* [TASK OBJECTIVE]:
Copy the rows character for character, from the first line through the line that contains "398, 244, 471]".

======== DATA FOR THIS TASK ========

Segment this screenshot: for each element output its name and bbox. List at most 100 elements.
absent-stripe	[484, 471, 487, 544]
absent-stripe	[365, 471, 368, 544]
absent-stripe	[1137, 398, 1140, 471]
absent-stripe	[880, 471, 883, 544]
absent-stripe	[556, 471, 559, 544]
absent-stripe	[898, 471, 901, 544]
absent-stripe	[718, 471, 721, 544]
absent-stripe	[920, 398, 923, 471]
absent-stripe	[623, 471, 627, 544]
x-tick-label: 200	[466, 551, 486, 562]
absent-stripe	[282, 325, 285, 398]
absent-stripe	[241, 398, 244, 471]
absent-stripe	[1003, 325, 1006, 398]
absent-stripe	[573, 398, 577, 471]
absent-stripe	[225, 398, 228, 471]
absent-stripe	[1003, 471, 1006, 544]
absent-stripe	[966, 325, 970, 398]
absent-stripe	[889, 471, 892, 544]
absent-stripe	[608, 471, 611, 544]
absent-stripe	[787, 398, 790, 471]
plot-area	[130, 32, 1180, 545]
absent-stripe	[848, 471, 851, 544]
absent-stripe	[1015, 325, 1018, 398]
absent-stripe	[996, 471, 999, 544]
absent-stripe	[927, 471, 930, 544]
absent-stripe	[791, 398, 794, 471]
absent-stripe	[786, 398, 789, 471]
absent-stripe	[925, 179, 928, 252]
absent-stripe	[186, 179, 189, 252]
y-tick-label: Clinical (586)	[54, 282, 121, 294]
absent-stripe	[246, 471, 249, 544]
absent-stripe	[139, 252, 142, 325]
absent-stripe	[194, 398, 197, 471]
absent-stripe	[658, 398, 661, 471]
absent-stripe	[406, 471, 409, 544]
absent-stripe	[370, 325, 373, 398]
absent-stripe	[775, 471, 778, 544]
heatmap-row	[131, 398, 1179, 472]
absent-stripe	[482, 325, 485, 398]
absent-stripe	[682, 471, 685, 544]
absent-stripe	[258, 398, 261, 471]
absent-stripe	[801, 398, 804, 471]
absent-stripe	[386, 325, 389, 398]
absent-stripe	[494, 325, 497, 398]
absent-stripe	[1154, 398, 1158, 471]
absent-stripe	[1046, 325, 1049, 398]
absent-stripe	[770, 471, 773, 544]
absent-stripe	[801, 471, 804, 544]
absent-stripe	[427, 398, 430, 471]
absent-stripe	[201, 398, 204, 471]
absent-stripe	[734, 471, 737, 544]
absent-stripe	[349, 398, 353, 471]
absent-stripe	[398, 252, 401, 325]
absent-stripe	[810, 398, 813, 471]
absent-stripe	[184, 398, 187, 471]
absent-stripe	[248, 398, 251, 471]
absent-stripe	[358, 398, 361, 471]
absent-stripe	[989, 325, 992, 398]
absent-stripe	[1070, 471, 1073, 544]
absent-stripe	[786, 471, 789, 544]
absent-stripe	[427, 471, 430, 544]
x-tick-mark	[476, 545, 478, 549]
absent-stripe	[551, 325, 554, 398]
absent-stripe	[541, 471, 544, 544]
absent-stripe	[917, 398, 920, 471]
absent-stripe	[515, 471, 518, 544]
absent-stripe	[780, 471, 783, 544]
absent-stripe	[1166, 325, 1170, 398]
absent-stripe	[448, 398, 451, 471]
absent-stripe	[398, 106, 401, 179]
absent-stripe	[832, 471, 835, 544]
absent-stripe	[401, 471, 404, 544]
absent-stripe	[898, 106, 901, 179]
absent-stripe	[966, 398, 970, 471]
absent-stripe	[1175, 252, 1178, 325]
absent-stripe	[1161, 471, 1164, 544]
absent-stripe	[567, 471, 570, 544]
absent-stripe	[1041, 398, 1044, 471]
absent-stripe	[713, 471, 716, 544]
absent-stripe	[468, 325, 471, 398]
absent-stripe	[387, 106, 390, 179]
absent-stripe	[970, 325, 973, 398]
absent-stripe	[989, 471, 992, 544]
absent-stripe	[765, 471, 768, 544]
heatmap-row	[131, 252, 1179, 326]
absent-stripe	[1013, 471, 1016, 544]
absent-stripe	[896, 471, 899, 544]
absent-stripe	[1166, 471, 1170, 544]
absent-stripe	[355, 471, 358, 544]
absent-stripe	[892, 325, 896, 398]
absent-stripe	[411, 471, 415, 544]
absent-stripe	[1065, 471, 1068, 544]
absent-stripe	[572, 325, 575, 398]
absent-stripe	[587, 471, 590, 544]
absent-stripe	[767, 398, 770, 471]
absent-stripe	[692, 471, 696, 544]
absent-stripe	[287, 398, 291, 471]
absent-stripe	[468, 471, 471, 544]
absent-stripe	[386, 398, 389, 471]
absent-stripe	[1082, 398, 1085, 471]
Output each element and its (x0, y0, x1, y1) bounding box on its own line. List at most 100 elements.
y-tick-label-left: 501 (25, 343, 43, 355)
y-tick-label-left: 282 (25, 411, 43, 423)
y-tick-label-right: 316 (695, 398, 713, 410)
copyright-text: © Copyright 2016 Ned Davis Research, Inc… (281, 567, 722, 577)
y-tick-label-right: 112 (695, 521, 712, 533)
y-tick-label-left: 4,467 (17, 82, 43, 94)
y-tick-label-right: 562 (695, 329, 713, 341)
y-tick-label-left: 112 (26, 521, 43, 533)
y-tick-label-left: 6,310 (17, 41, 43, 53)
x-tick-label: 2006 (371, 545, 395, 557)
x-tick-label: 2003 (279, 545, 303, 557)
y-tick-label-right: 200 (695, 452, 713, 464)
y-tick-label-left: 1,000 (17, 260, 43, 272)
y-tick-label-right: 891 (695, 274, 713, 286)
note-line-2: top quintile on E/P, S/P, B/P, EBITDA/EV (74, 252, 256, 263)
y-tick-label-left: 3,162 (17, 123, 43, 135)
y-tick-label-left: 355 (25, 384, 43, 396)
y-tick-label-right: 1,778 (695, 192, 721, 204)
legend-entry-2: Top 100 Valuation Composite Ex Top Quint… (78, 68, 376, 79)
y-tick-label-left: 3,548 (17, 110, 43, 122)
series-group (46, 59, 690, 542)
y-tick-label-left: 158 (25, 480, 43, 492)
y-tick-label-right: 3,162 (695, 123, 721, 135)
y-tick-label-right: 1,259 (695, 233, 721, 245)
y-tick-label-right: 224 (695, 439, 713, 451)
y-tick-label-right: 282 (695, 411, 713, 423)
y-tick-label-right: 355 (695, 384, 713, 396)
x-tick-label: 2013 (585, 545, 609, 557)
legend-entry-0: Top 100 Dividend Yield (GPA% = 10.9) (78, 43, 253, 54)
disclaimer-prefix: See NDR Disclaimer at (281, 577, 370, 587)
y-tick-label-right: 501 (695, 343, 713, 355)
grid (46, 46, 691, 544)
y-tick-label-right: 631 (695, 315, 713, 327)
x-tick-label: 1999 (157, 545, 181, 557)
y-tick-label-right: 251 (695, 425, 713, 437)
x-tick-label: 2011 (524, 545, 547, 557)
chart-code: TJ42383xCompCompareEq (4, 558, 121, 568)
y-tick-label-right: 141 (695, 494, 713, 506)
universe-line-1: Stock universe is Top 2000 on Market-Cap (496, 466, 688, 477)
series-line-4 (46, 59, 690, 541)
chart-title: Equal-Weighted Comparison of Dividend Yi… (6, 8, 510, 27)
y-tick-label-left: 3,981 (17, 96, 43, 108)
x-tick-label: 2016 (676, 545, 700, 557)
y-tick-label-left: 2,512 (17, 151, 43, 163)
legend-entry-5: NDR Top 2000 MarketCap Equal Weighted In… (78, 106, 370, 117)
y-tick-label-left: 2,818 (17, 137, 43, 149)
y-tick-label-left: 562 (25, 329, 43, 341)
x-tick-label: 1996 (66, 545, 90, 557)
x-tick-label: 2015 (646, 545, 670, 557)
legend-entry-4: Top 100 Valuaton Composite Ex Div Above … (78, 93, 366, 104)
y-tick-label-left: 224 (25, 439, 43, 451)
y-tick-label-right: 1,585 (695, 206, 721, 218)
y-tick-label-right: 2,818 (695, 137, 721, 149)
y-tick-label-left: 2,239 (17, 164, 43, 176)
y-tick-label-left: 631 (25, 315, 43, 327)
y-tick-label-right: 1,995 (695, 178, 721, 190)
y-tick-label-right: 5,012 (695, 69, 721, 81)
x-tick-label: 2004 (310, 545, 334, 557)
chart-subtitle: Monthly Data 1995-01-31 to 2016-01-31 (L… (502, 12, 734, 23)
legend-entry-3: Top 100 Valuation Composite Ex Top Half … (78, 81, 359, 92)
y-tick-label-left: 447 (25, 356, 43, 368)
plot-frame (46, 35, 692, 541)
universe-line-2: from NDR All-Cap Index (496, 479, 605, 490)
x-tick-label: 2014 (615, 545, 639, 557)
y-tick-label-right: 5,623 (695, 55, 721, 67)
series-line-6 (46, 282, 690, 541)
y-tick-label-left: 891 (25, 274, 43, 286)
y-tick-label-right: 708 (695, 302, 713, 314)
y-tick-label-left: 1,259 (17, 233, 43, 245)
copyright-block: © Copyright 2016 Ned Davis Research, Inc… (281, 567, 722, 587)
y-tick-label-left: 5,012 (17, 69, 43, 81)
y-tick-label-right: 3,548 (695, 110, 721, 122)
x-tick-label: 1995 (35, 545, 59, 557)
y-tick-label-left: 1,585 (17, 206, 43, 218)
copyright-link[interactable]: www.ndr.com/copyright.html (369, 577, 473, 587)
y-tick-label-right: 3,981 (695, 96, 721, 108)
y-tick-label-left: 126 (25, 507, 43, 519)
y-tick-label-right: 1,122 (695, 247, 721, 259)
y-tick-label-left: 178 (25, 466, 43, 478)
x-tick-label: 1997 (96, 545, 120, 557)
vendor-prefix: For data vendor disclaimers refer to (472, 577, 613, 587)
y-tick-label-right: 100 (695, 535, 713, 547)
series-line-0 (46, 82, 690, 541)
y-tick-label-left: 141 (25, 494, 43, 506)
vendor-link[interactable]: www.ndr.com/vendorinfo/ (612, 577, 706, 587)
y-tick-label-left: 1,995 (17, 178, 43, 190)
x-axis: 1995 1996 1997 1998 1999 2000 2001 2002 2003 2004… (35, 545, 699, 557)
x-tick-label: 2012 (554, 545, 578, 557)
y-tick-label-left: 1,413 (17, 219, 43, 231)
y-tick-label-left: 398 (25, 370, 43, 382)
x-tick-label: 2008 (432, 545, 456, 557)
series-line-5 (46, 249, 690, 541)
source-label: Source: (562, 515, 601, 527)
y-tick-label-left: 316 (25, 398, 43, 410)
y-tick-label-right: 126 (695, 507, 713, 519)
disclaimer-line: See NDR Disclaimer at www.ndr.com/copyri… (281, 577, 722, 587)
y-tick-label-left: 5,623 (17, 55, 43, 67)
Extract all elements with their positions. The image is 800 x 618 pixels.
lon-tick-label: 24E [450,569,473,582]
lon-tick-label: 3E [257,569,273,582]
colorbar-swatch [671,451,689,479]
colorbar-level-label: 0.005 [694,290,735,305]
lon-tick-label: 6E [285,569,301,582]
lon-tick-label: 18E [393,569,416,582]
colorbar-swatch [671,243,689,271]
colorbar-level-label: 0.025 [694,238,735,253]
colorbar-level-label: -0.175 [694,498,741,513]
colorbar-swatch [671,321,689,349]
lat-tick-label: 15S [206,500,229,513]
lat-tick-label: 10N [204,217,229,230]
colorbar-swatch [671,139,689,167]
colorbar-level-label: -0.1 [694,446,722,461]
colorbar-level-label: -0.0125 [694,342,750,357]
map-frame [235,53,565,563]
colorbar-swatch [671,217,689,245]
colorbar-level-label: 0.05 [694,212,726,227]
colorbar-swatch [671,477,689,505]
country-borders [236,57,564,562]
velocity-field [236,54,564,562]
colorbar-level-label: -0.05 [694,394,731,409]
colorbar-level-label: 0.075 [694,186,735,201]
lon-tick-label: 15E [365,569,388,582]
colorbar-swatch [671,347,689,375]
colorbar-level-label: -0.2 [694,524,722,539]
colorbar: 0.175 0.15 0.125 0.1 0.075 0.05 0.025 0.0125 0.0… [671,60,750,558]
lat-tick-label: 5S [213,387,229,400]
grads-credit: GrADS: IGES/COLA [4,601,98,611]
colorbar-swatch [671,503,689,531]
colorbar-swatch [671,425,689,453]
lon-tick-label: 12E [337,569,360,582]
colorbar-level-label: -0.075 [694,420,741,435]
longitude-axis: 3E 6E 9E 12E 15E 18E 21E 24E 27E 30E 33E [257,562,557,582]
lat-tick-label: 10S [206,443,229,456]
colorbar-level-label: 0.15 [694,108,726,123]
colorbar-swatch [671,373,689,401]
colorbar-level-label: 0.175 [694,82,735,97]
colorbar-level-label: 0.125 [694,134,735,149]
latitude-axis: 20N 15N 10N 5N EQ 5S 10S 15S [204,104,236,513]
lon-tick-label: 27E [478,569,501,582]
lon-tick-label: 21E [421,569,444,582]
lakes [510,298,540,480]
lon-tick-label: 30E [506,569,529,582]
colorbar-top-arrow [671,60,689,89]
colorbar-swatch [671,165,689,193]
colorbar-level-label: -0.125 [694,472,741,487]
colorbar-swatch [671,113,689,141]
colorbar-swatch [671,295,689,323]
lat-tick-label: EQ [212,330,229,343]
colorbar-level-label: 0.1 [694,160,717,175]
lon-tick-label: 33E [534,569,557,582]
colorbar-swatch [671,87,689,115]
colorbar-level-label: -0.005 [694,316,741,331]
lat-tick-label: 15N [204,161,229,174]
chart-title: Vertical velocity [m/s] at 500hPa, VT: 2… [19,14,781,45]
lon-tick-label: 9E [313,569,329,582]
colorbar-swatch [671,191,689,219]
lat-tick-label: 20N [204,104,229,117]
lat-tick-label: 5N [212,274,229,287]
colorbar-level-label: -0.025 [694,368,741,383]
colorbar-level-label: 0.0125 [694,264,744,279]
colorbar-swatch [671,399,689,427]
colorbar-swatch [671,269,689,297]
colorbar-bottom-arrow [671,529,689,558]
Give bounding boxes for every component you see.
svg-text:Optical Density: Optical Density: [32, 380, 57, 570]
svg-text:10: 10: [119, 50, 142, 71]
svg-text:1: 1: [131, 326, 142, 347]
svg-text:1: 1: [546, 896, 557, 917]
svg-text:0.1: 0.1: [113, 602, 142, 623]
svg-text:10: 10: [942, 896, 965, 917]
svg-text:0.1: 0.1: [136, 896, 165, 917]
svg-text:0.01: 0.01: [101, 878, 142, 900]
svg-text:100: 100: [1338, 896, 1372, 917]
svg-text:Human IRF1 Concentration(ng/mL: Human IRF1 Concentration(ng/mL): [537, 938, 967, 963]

========

* [TASK SOLUTION]:
Segment this screenshot: for each element output its name and bbox. List at most 100 elements.
absent-stripe	[484, 471, 487, 544]
absent-stripe	[365, 471, 368, 544]
absent-stripe	[1137, 398, 1140, 471]
absent-stripe	[880, 471, 883, 544]
absent-stripe	[556, 471, 559, 544]
absent-stripe	[898, 471, 901, 544]
absent-stripe	[718, 471, 721, 544]
absent-stripe	[920, 398, 923, 471]
absent-stripe	[623, 471, 627, 544]
x-tick-label: 200	[466, 551, 486, 562]
absent-stripe	[282, 325, 285, 398]
absent-stripe	[241, 398, 244, 471]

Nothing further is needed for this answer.